§ **EXERCISE**
Using the data beneath, show every line that includes the word "comorbilidades".

= Beginning of Section =

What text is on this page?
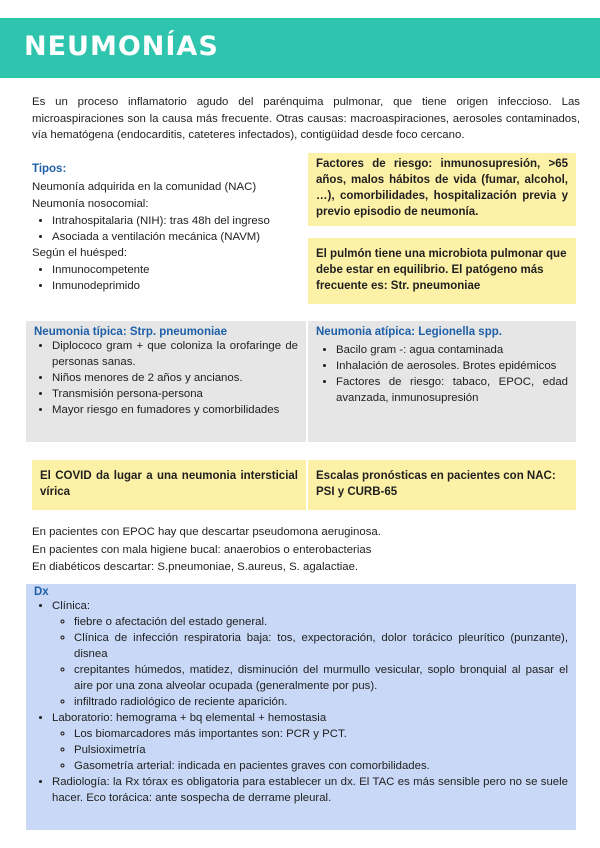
NEUMONÍAS

Es un proceso inflamatorio agudo del parénquima pulmonar, que tiene origen infeccioso. Las microaspiraciones son la causa más frecuente. Otras causas: macroaspiraciones, aerosoles contaminados, vía hematógena (endocarditis, cateteres infectados), contigüidad desde foco cercano.

Tipos:
Neumonía adquirida en la comunidad (NAC)
Neumonía nosocomial:
• Intrahospitalaria (NIH): tras 48h del ingreso
• Asociada a ventilación mecánica (NAVM)
Según el huésped:
• Inmunocompetente
• Inmunodeprimido
Factores de riesgo: inmunosupresión, >65 años, malos hábitos de vida (fumar, alcohol, …), comorbilidades, hospitalización previa y previo episodio de neumonía.
El pulmón tiene una microbiota pulmonar que debe estar en equilibrio. El patógeno más frecuente es: Str. pneumoniae
Neumonia típica: Strp. pneumoniae
• Diplococo gram + que coloniza la orofaringe de personas sanas.
• Niños menores de 2 años y ancianos.
• Transmisión persona-persona
• Mayor riesgo en fumadores y comorbilidades
Neumonia atípica: Legionella spp.
• Bacilo gram -: agua contaminada
• Inhalación de aerosoles. Brotes epidémicos
• Factores de riesgo: tabaco, EPOC, edad avanzada, inmunosupresión
El COVID da lugar a una neumonia intersticial vírica
Escalas pronósticas en pacientes con NAC: PSI y CURB-65
En pacientes con EPOC hay que descartar pseudomona aeruginosa.
En pacientes con mala higiene bucal: anaerobios o enterobacterias
En diabéticos descartar: S.pneumoniae, S.aureus, S. agalactiae.
Dx
• Clínica:
◦ fiebre o afectación del estado general.
◦ Clínica de infección respiratoria baja: tos, expectoración, dolor torácico pleurítico (punzante), disnea
◦ crepitantes húmedos, matidez, disminución del murmullo vesicular, soplo bronquial al pasar el aire por una zona alveolar ocupada (generalmente por pus).
◦ infiltrado radiológico de reciente aparición.
• Laboratorio: hemograma + bq elemental + hemostasia
◦ Los biomarcadores más importantes son: PCR y PCT.
◦ Pulsioximetría
◦ Gasometría arterial: indicada en pacientes graves con comorbilidades.
• Radiología: la Rx tórax es obligatoria para establecer un dx. El TAC es más sensible pero no se suele hacer. Eco torácica: ante sospecha de derrame pleural.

= End of Section =

§ **COMPLETED EXERCISE**
Factores de riesgo: inmunosupresión, >65 años, malos hábitos de vida (fumar, alcohol, …), comorbilidades, hospitalización previa y previo episodio de neumonía.
• Mayor riesgo en fumadores y comorbilidades
◦ Gasometría arterial: indicada en pacientes graves con comorbilidades.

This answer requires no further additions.